Of all the lines in the records below, how many hold the word "name"? Give the number alone.
►
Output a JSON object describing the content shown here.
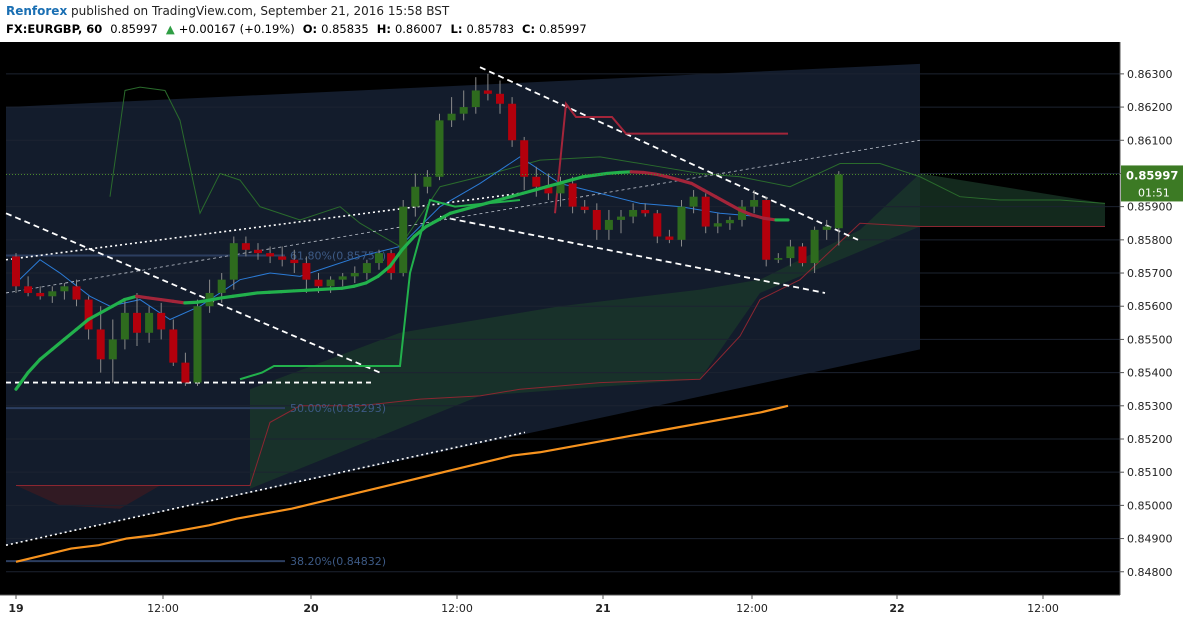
{
  "header": {
    "author": "Renforex",
    "published": "published on TradingView.com, September 21, 2016 15:58 BST",
    "symbol": "FX:EURGBP, 60",
    "last": "0.85997",
    "change_arrow": "▲",
    "change": "+0.00167 (+0.19%)",
    "o_label": "O:",
    "o_value": "0.85835",
    "h_label": "H:",
    "h_value": "0.86007",
    "l_label": "L:",
    "l_value": "0.85783",
    "c_label": "C:",
    "c_value": "0.85997"
  },
  "colors": {
    "background": "#000000",
    "channel": "#131c2c",
    "bull": "#2e6b1e",
    "bear": "#b3000c",
    "ema_up": "#22b14c",
    "ema_down": "#a3253a",
    "sma": "#f7931e",
    "trendline": "#ffffff",
    "cloud_green": "#1b3a2a",
    "cloud_red": "#3a1a22",
    "price_label": "#3c7a24"
  },
  "chart_data": {
    "type": "candlestick",
    "title": "",
    "xlabel": "",
    "ylabel": "",
    "ylim": [
      0.8473,
      0.8639
    ],
    "y_ticks": [
      "0.86300",
      "0.86200",
      "0.86100",
      "0.86000",
      "0.85900",
      "0.85800",
      "0.85700",
      "0.85600",
      "0.85500",
      "0.85400",
      "0.85300",
      "0.85200",
      "0.85100",
      "0.85000",
      "0.84900",
      "0.84800"
    ],
    "x_ticks": [
      "19",
      "12:00",
      "20",
      "12:00",
      "21",
      "12:00",
      "22",
      "12:00"
    ],
    "current_price": "0.85997",
    "countdown": "01:51",
    "fib_levels": [
      {
        "label": "61.80%(0.85753)",
        "value": 0.85753
      },
      {
        "label": "50.00%(0.85293)",
        "value": 0.85293
      },
      {
        "label": "38.20%(0.84832)",
        "value": 0.84832
      }
    ],
    "candles": [
      {
        "o": 0.8575,
        "h": 0.8576,
        "l": 0.8564,
        "c": 0.8566
      },
      {
        "o": 0.8566,
        "h": 0.8569,
        "l": 0.8563,
        "c": 0.8564
      },
      {
        "o": 0.8564,
        "h": 0.8566,
        "l": 0.8562,
        "c": 0.8563
      },
      {
        "o": 0.8563,
        "h": 0.8566,
        "l": 0.8561,
        "c": 0.85645
      },
      {
        "o": 0.85645,
        "h": 0.8567,
        "l": 0.8562,
        "c": 0.8566
      },
      {
        "o": 0.8566,
        "h": 0.8568,
        "l": 0.856,
        "c": 0.8562
      },
      {
        "o": 0.8562,
        "h": 0.8563,
        "l": 0.855,
        "c": 0.8553
      },
      {
        "o": 0.8553,
        "h": 0.856,
        "l": 0.854,
        "c": 0.8544
      },
      {
        "o": 0.8544,
        "h": 0.8556,
        "l": 0.8537,
        "c": 0.855
      },
      {
        "o": 0.855,
        "h": 0.8562,
        "l": 0.8547,
        "c": 0.8558
      },
      {
        "o": 0.8558,
        "h": 0.8564,
        "l": 0.8548,
        "c": 0.8552
      },
      {
        "o": 0.8552,
        "h": 0.856,
        "l": 0.8549,
        "c": 0.8558
      },
      {
        "o": 0.8558,
        "h": 0.8561,
        "l": 0.855,
        "c": 0.8553
      },
      {
        "o": 0.8553,
        "h": 0.8556,
        "l": 0.8542,
        "c": 0.8543
      },
      {
        "o": 0.8543,
        "h": 0.8546,
        "l": 0.8536,
        "c": 0.8537
      },
      {
        "o": 0.8537,
        "h": 0.8562,
        "l": 0.8536,
        "c": 0.856
      },
      {
        "o": 0.856,
        "h": 0.8568,
        "l": 0.8558,
        "c": 0.8564
      },
      {
        "o": 0.8564,
        "h": 0.857,
        "l": 0.8561,
        "c": 0.8568
      },
      {
        "o": 0.8568,
        "h": 0.8581,
        "l": 0.8565,
        "c": 0.8579
      },
      {
        "o": 0.8579,
        "h": 0.8581,
        "l": 0.8575,
        "c": 0.8577
      },
      {
        "o": 0.8577,
        "h": 0.8579,
        "l": 0.8574,
        "c": 0.8576
      },
      {
        "o": 0.8576,
        "h": 0.8578,
        "l": 0.8573,
        "c": 0.8575
      },
      {
        "o": 0.8575,
        "h": 0.8578,
        "l": 0.8572,
        "c": 0.8574
      },
      {
        "o": 0.8574,
        "h": 0.8577,
        "l": 0.857,
        "c": 0.8573
      },
      {
        "o": 0.8573,
        "h": 0.8575,
        "l": 0.8564,
        "c": 0.8568
      },
      {
        "o": 0.8568,
        "h": 0.857,
        "l": 0.8564,
        "c": 0.8566
      },
      {
        "o": 0.8566,
        "h": 0.8569,
        "l": 0.8564,
        "c": 0.8568
      },
      {
        "o": 0.8568,
        "h": 0.857,
        "l": 0.8566,
        "c": 0.8569
      },
      {
        "o": 0.8569,
        "h": 0.8572,
        "l": 0.8567,
        "c": 0.857
      },
      {
        "o": 0.857,
        "h": 0.8574,
        "l": 0.8568,
        "c": 0.8573
      },
      {
        "o": 0.8573,
        "h": 0.8577,
        "l": 0.8571,
        "c": 0.8576
      },
      {
        "o": 0.8576,
        "h": 0.8577,
        "l": 0.8568,
        "c": 0.857
      },
      {
        "o": 0.857,
        "h": 0.8592,
        "l": 0.8569,
        "c": 0.859
      },
      {
        "o": 0.859,
        "h": 0.86,
        "l": 0.8587,
        "c": 0.8596
      },
      {
        "o": 0.8596,
        "h": 0.8601,
        "l": 0.8594,
        "c": 0.8599
      },
      {
        "o": 0.8599,
        "h": 0.8618,
        "l": 0.8598,
        "c": 0.8616
      },
      {
        "o": 0.8616,
        "h": 0.8623,
        "l": 0.8614,
        "c": 0.8618
      },
      {
        "o": 0.8618,
        "h": 0.8625,
        "l": 0.8616,
        "c": 0.862
      },
      {
        "o": 0.862,
        "h": 0.8629,
        "l": 0.8618,
        "c": 0.8625
      },
      {
        "o": 0.8625,
        "h": 0.863,
        "l": 0.8622,
        "c": 0.8624
      },
      {
        "o": 0.8624,
        "h": 0.8628,
        "l": 0.8618,
        "c": 0.8621
      },
      {
        "o": 0.8621,
        "h": 0.8623,
        "l": 0.8608,
        "c": 0.861
      },
      {
        "o": 0.861,
        "h": 0.8611,
        "l": 0.8595,
        "c": 0.8599
      },
      {
        "o": 0.8599,
        "h": 0.8602,
        "l": 0.8593,
        "c": 0.8596
      },
      {
        "o": 0.8596,
        "h": 0.86,
        "l": 0.8592,
        "c": 0.8594
      },
      {
        "o": 0.8594,
        "h": 0.8599,
        "l": 0.859,
        "c": 0.8597
      },
      {
        "o": 0.8597,
        "h": 0.8599,
        "l": 0.8588,
        "c": 0.859
      },
      {
        "o": 0.859,
        "h": 0.8592,
        "l": 0.8588,
        "c": 0.8589
      },
      {
        "o": 0.8589,
        "h": 0.8591,
        "l": 0.858,
        "c": 0.8583
      },
      {
        "o": 0.8583,
        "h": 0.8589,
        "l": 0.858,
        "c": 0.8586
      },
      {
        "o": 0.8586,
        "h": 0.8589,
        "l": 0.8582,
        "c": 0.8587
      },
      {
        "o": 0.8587,
        "h": 0.8591,
        "l": 0.8585,
        "c": 0.8589
      },
      {
        "o": 0.8589,
        "h": 0.8591,
        "l": 0.8587,
        "c": 0.8588
      },
      {
        "o": 0.8588,
        "h": 0.8589,
        "l": 0.8579,
        "c": 0.8581
      },
      {
        "o": 0.8581,
        "h": 0.8583,
        "l": 0.8579,
        "c": 0.858
      },
      {
        "o": 0.858,
        "h": 0.8592,
        "l": 0.8578,
        "c": 0.859
      },
      {
        "o": 0.859,
        "h": 0.8595,
        "l": 0.8588,
        "c": 0.8593
      },
      {
        "o": 0.8593,
        "h": 0.8594,
        "l": 0.8582,
        "c": 0.8584
      },
      {
        "o": 0.8584,
        "h": 0.8588,
        "l": 0.8582,
        "c": 0.8585
      },
      {
        "o": 0.8585,
        "h": 0.8587,
        "l": 0.8583,
        "c": 0.8586
      },
      {
        "o": 0.8586,
        "h": 0.8592,
        "l": 0.8584,
        "c": 0.859
      },
      {
        "o": 0.859,
        "h": 0.8595,
        "l": 0.8588,
        "c": 0.8592
      },
      {
        "o": 0.8592,
        "h": 0.8593,
        "l": 0.8572,
        "c": 0.8574
      },
      {
        "o": 0.8574,
        "h": 0.8576,
        "l": 0.8573,
        "c": 0.85745
      },
      {
        "o": 0.85745,
        "h": 0.858,
        "l": 0.8572,
        "c": 0.8578
      },
      {
        "o": 0.8578,
        "h": 0.8579,
        "l": 0.8572,
        "c": 0.8573
      },
      {
        "o": 0.8573,
        "h": 0.8584,
        "l": 0.857,
        "c": 0.8583
      },
      {
        "o": 0.8583,
        "h": 0.8586,
        "l": 0.858,
        "c": 0.8584
      },
      {
        "o": 0.85835,
        "h": 0.86007,
        "l": 0.85783,
        "c": 0.85997
      }
    ],
    "ema_series": [
      0.8535,
      0.854,
      0.8544,
      0.8547,
      0.855,
      0.8553,
      0.8556,
      0.8558,
      0.856,
      0.8562,
      0.8563,
      0.85625,
      0.8562,
      0.85615,
      0.8561,
      0.85612,
      0.85618,
      0.85625,
      0.8563,
      0.85635,
      0.8564,
      0.85642,
      0.85644,
      0.85646,
      0.85648,
      0.8565,
      0.85652,
      0.85654,
      0.8566,
      0.8567,
      0.8569,
      0.8572,
      0.8577,
      0.8581,
      0.8584,
      0.8586,
      0.8588,
      0.8589,
      0.859,
      0.8591,
      0.8592,
      0.8593,
      0.8594,
      0.8595,
      0.8596,
      0.8597,
      0.8598,
      0.8599,
      0.85995,
      0.86,
      0.86003,
      0.86005,
      0.86003,
      0.85998,
      0.8599,
      0.8598,
      0.8597,
      0.8595,
      0.8593,
      0.8591,
      0.8589,
      0.85875,
      0.85865,
      0.8586,
      0.8586
    ],
    "sma_series": [
      0.8483,
      0.8485,
      0.8487,
      0.8488,
      0.849,
      0.8491,
      0.84925,
      0.8494,
      0.8496,
      0.84975,
      0.8499,
      0.8501,
      0.8503,
      0.8505,
      0.8507,
      0.8509,
      0.8511,
      0.8513,
      0.8515,
      0.8516,
      0.85175,
      0.8519,
      0.85205,
      0.8522,
      0.85235,
      0.8525,
      0.85265,
      0.8528,
      0.853
    ]
  }
}
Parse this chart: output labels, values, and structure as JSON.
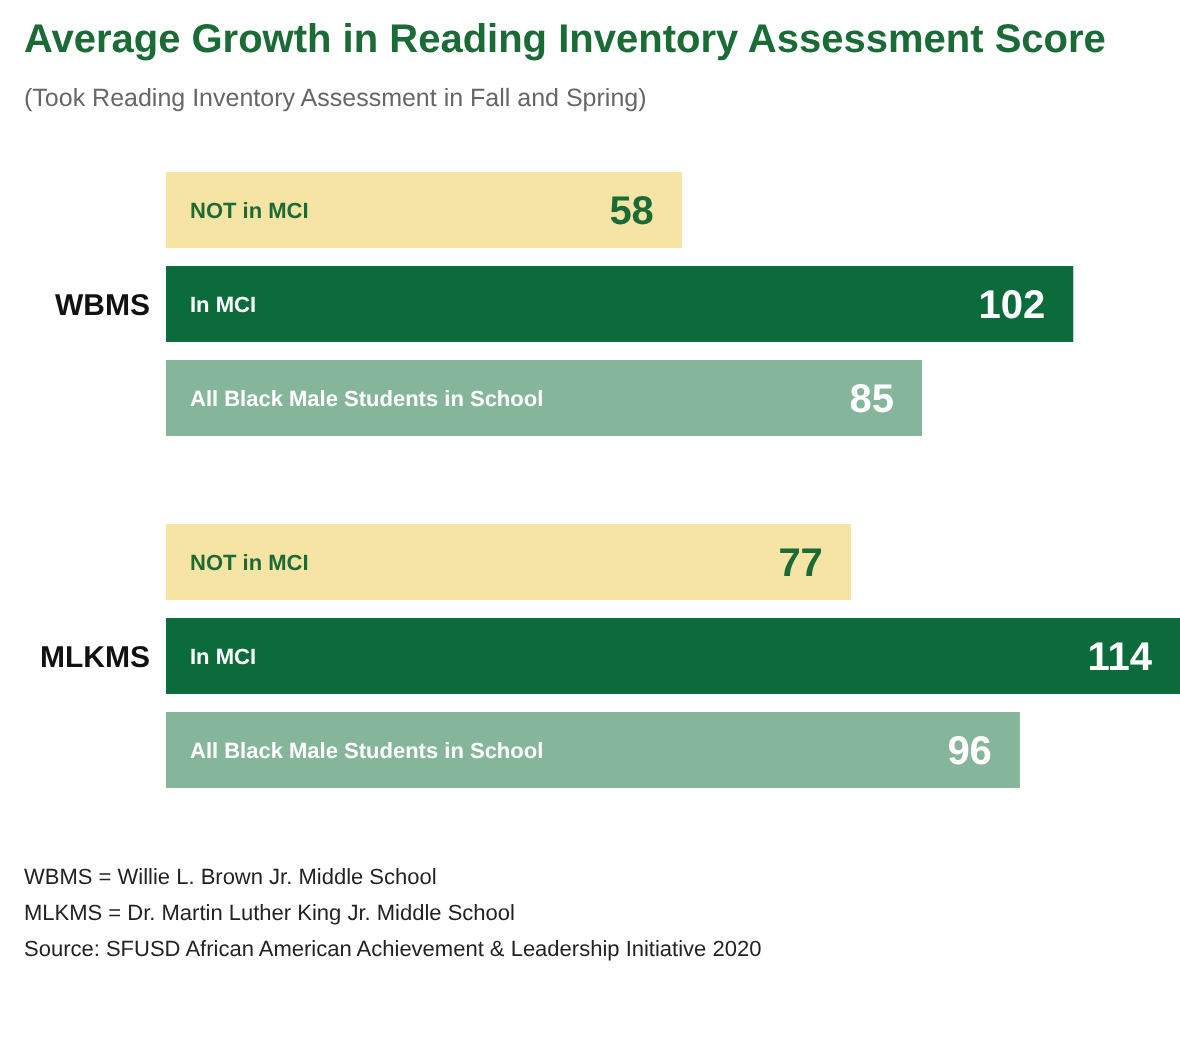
{
  "chart_data": {
    "type": "bar",
    "orientation": "horizontal",
    "title": "Average Growth in Reading Inventory Assessment Score",
    "subtitle": "(Took Reading Inventory Assessment in Fall and Spring)",
    "categories": [
      "WBMS",
      "MLKMS"
    ],
    "series": [
      {
        "name": "NOT in MCI",
        "color": "#f5e4a3",
        "values": [
          58,
          77
        ]
      },
      {
        "name": "In MCI",
        "color": "#0b6b3a",
        "values": [
          102,
          114
        ]
      },
      {
        "name": "All Black Male Students in School",
        "color": "#85b59a",
        "values": [
          85,
          96
        ]
      }
    ],
    "data_labels": true,
    "grid": false,
    "legend": false,
    "annotations": [
      "WBMS = Willie L. Brown Jr. Middle School",
      "MLKMS = Dr. Martin Luther King Jr. Middle School",
      "Source: SFUSD African American Achievement & Leadership Initiative 2020"
    ]
  }
}
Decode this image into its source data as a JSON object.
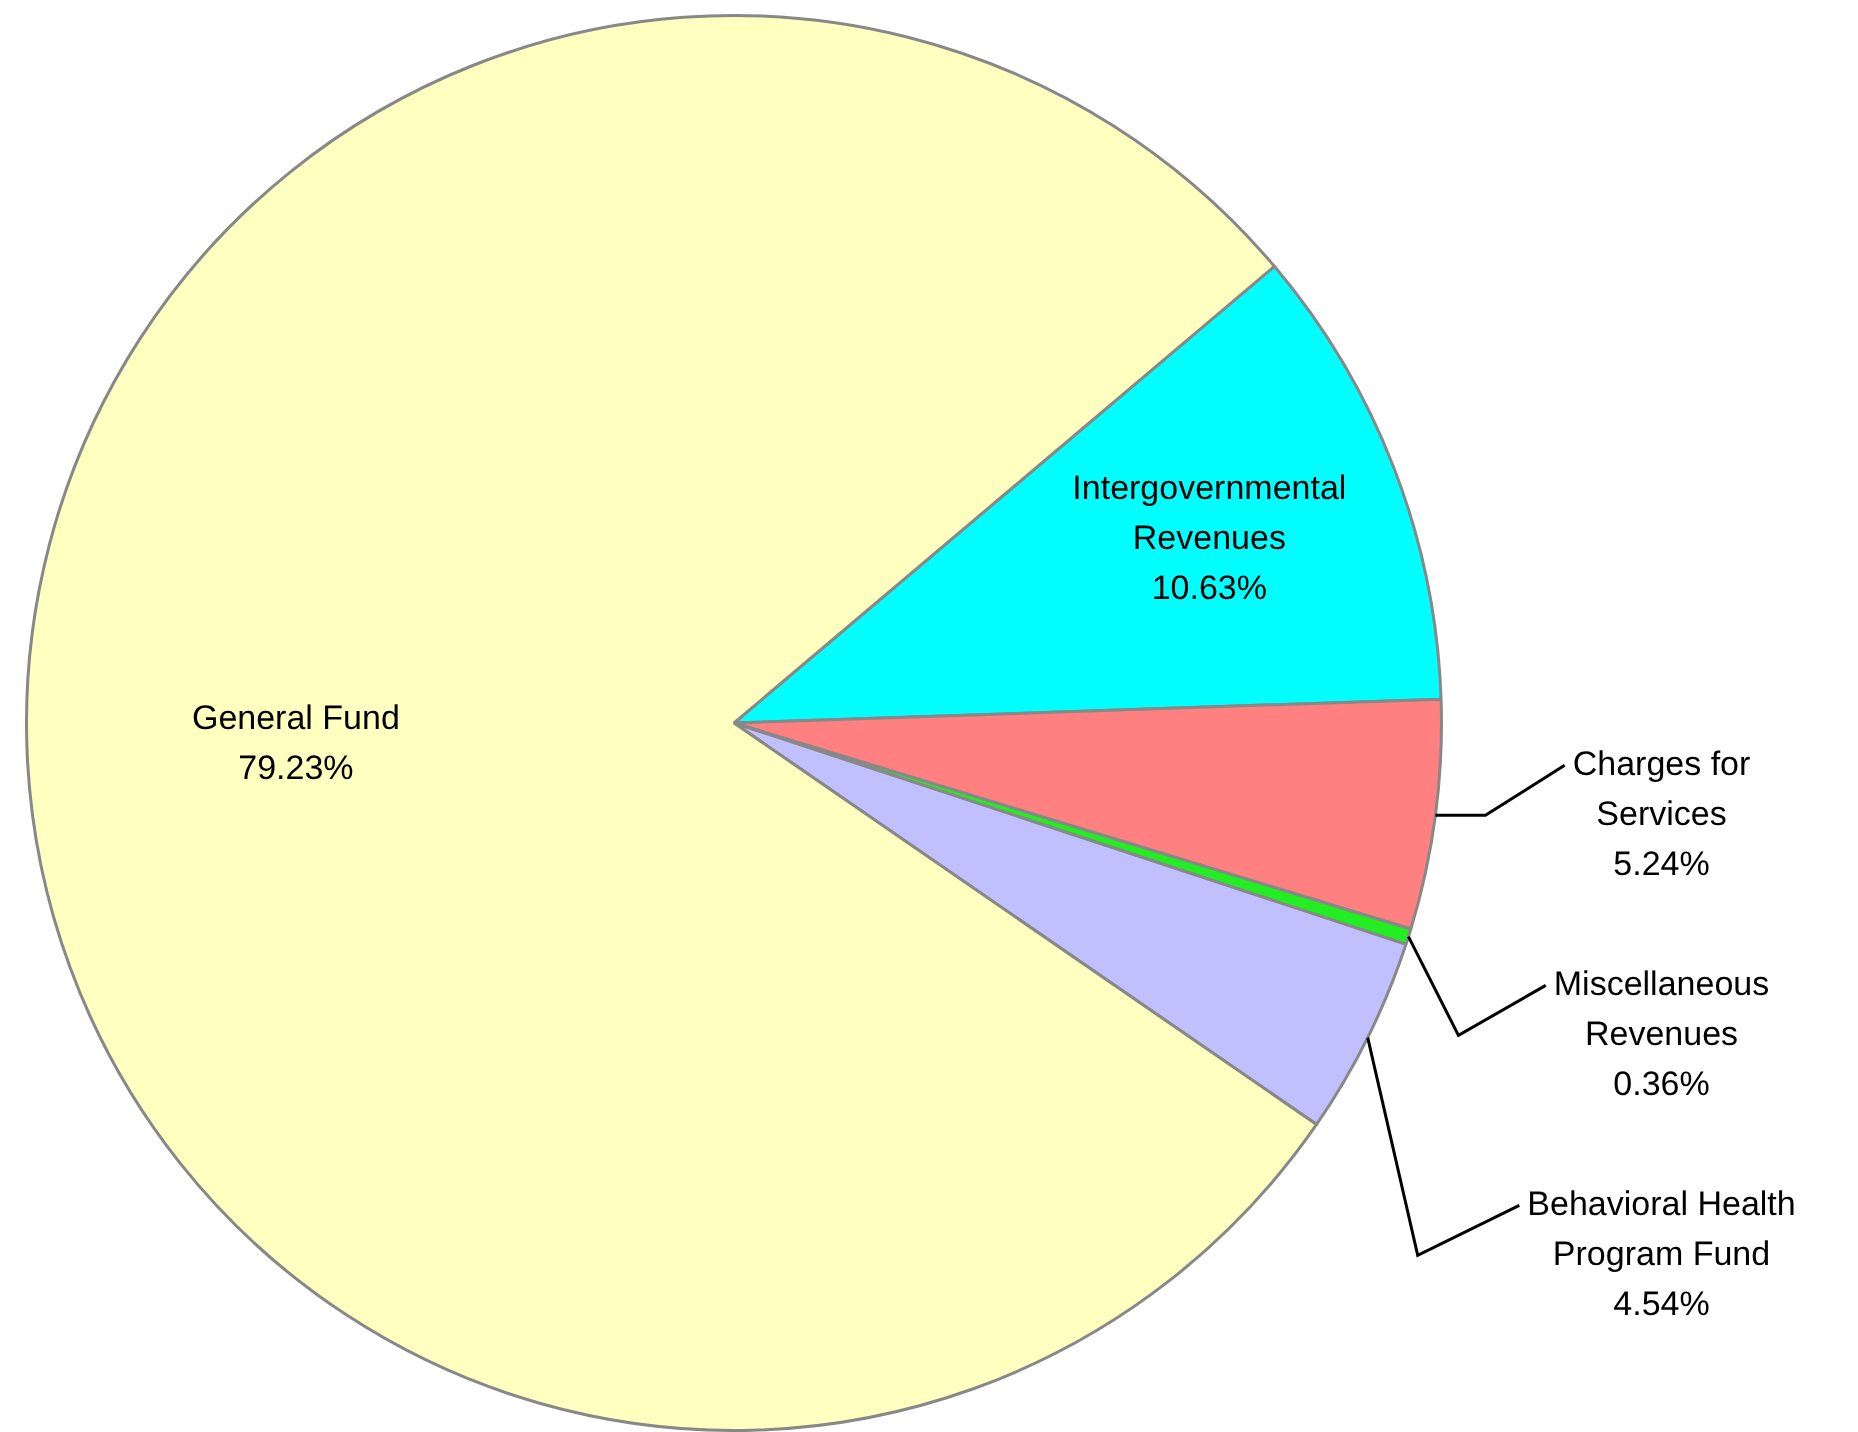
◄
• Written answer: 3